Dataset content:

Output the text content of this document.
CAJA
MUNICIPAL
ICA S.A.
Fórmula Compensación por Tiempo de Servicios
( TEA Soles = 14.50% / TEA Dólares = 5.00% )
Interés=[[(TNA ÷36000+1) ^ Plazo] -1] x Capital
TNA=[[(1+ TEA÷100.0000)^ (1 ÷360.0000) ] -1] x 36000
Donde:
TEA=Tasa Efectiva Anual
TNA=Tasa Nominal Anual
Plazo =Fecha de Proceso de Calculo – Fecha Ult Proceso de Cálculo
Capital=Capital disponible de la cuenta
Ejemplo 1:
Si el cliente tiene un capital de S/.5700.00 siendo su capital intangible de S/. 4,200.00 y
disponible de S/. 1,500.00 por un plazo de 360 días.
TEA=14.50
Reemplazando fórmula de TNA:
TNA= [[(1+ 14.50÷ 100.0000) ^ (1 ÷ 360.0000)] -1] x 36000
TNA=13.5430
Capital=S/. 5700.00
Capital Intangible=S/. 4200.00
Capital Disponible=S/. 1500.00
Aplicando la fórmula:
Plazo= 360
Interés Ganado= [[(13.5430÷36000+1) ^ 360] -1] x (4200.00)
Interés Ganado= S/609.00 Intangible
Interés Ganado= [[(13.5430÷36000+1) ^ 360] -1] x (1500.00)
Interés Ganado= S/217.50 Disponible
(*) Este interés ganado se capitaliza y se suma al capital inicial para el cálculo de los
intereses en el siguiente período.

Task description:
Using the listing above, reproduce each line without omission.

Task response:
Output the text content of this document.
CAJA
MUNICIPAL
ICA S.A.
Fórmula Compensación por Tiempo de Servicios
( TEA Soles = 14.50% / TEA Dólares = 5.00% )
Interés=[[(TNA ÷36000+1) ^ Plazo] -1] x Capital
TNA=[[(1+ TEA÷100.0000)^ (1 ÷360.0000) ] -1] x 36000
Donde:
TEA=Tasa Efectiva Anual
TNA=Tasa Nominal Anual
Plazo =Fecha de Proceso de Calculo – Fecha Ult Proceso de Cálculo
Capital=Capital disponible de la cuenta
Ejemplo 1:
Si el cliente tiene un capital de S/.5700.00 siendo su capital intangible de S/. 4,200.00 y
disponible de S/. 1,500.00 por un plazo de 360 días.
TEA=14.50
Reemplazando fórmula de TNA:
TNA= [[(1+ 14.50÷ 100.0000) ^ (1 ÷ 360.0000)] -1] x 36000
TNA=13.5430
Capital=S/. 5700.00
Capital Intangible=S/. 4200.00
Capital Disponible=S/. 1500.00
Aplicando la fórmula:
Plazo= 360
Interés Ganado= [[(13.5430÷36000+1) ^ 360] -1] x (4200.00)
Interés Ganado= S/609.00 Intangible
Interés Ganado= [[(13.5430÷36000+1) ^ 360] -1] x (1500.00)
Interés Ganado= S/217.50 Disponible
(*) Este interés ganado se capitaliza y se suma al capital inicial para el cálculo de los
intereses en el siguiente período.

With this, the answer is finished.